### Your objective
Would you transcribe the whole listing exactly, minus its pictures?

Begin

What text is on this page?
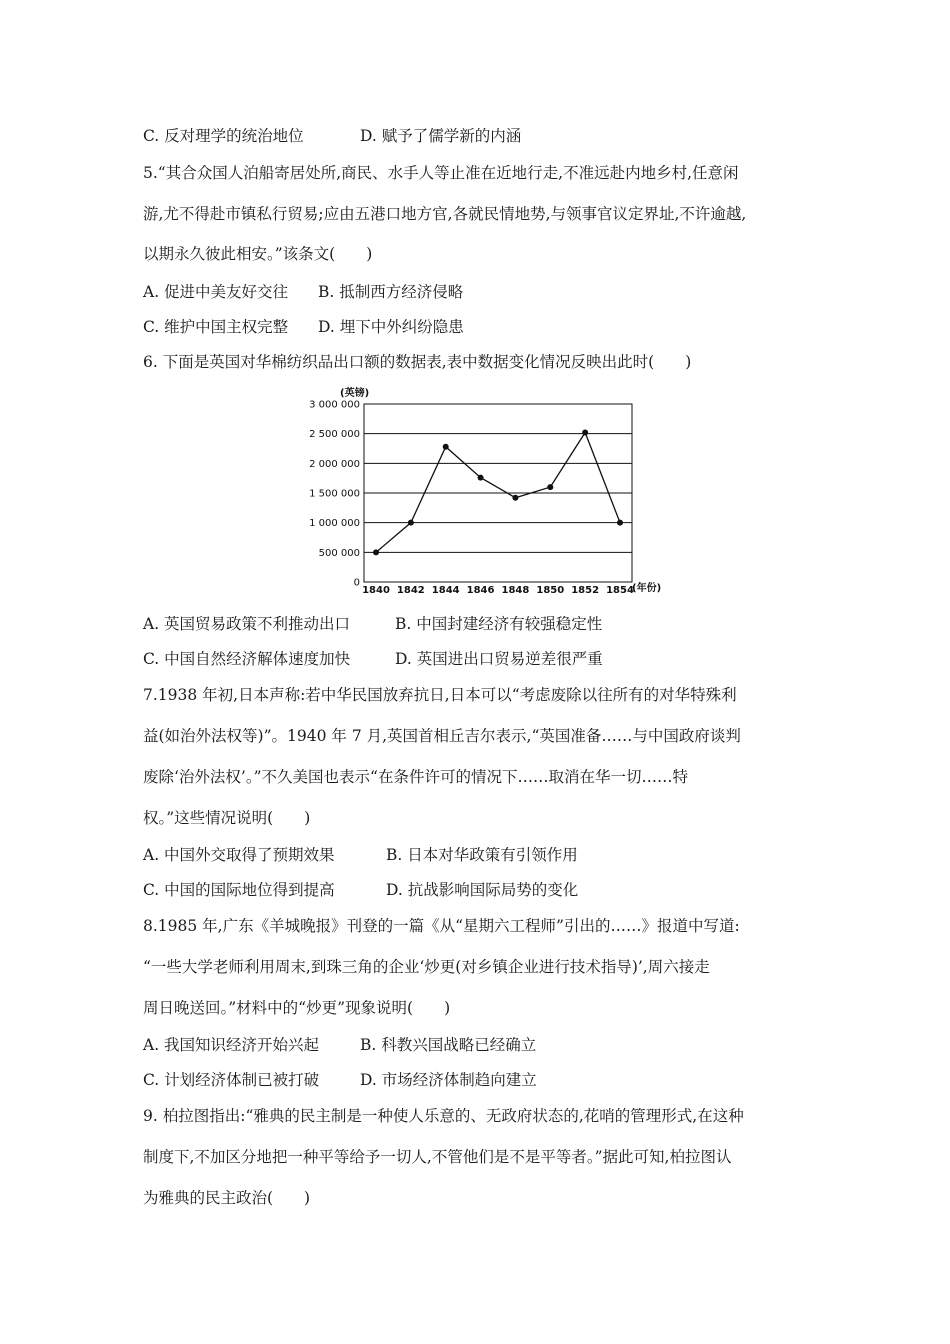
C. 反对理学的统治地位	D. 赋予了儒学新的内涵
5.“其合众国人泊船寄居处所,商民、水手人等止准在近地行走,不准远赴内地乡村,任意闲
游,尤不得赴市镇私行贸易;应由五港口地方官,各就民情地势,与领事官议定界址,不许逾越,
以期永久彼此相安。”该条文(　　)
A. 促进中美友好交往 B. 抵制西方经济侵略
C. 维护中国主权完整 D. 埋下中外纠纷隐患
6. 下面是英国对华棉纺织品出口额的数据表,表中数据变化情况反映出此时(　　)
0
500 000
1 000 000
1 500 000
2 000 000
2 500 000
3 000 000
1840 1842 1844 1846 1848 1850 1852 1854
(英镑)
(年份)
A. 英国贸易政策不利推动出口	B. 中国封建经济有较强稳定性
C. 中国自然经济解体速度加快	D. 英国进出口贸易逆差很严重
7.1938 年初,日本声称:若中华民国放弃抗日,日本可以“考虑废除以往所有的对华特殊利
益(如治外法权等)”。1940 年 7 月,英国首相丘吉尔表示,“英国准备……与中国政府谈判
废除‘治外法权’。”不久美国也表示“在条件许可的情况下……取消在华一切……特
权。”这些情况说明(　　)
A. 中国外交取得了预期效果	B. 日本对华政策有引领作用
C. 中国的国际地位得到提高	D. 抗战影响国际局势的变化
8.1985 年,广东《羊城晚报》刊登的一篇《从“星期六工程师”引出的……》报道中写道:
“一些大学老师利用周末,到珠三角的企业‘炒更(对乡镇企业进行技术指导)’,周六接走
周日晚送回。”材料中的“炒更”现象说明(　　)
A. 我国知识经济开始兴起	B. 科教兴国战略已经确立
C. 计划经济体制已被打破	D. 市场经济体制趋向建立
9. 柏拉图指出:“雅典的民主制是一种使人乐意的、无政府状态的,花哨的管理形式,在这种
制度下,不加区分地把一种平等给予一切人,不管他们是不是平等者。”据此可知,柏拉图认
为雅典的民主政治(　　)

End

### Solution to the problem
What text is on this page?
C. 反对理学的统治地位	D. 赋予了儒学新的内涵
5.“其合众国人泊船寄居处所,商民、水手人等止准在近地行走,不准远赴内地乡村,任意闲
游,尤不得赴市镇私行贸易;应由五港口地方官,各就民情地势,与领事官议定界址,不许逾越,
以期永久彼此相安。”该条文(　　)
A. 促进中美友好交往 B. 抵制西方经济侵略
C. 维护中国主权完整 D. 埋下中外纠纷隐患
6. 下面是英国对华棉纺织品出口额的数据表,表中数据变化情况反映出此时(　　)
0
500 000
1 000 000
1 500 000
2 000 000
2 500 000
3 000 000
1840 1842 1844 1846 1848 1850 1852 1854
(英镑)
(年份)
A. 英国贸易政策不利推动出口	B. 中国封建经济有较强稳定性
C. 中国自然经济解体速度加快	D. 英国进出口贸易逆差很严重
7.1938 年初,日本声称:若中华民国放弃抗日,日本可以“考虑废除以往所有的对华特殊利
益(如治外法权等)”。1940 年 7 月,英国首相丘吉尔表示,“英国准备……与中国政府谈判
废除‘治外法权’。”不久美国也表示“在条件许可的情况下……取消在华一切……特
权。”这些情况说明(　　)
A. 中国外交取得了预期效果	B. 日本对华政策有引领作用
C. 中国的国际地位得到提高	D. 抗战影响国际局势的变化
8.1985 年,广东《羊城晚报》刊登的一篇《从“星期六工程师”引出的……》报道中写道:
“一些大学老师利用周末,到珠三角的企业‘炒更(对乡镇企业进行技术指导)’,周六接走
周日晚送回。”材料中的“炒更”现象说明(　　)
A. 我国知识经济开始兴起	B. 科教兴国战略已经确立
C. 计划经济体制已被打破	D. 市场经济体制趋向建立
9. 柏拉图指出:“雅典的民主制是一种使人乐意的、无政府状态的,花哨的管理形式,在这种
制度下,不加区分地把一种平等给予一切人,不管他们是不是平等者。”据此可知,柏拉图认
为雅典的民主政治(　　)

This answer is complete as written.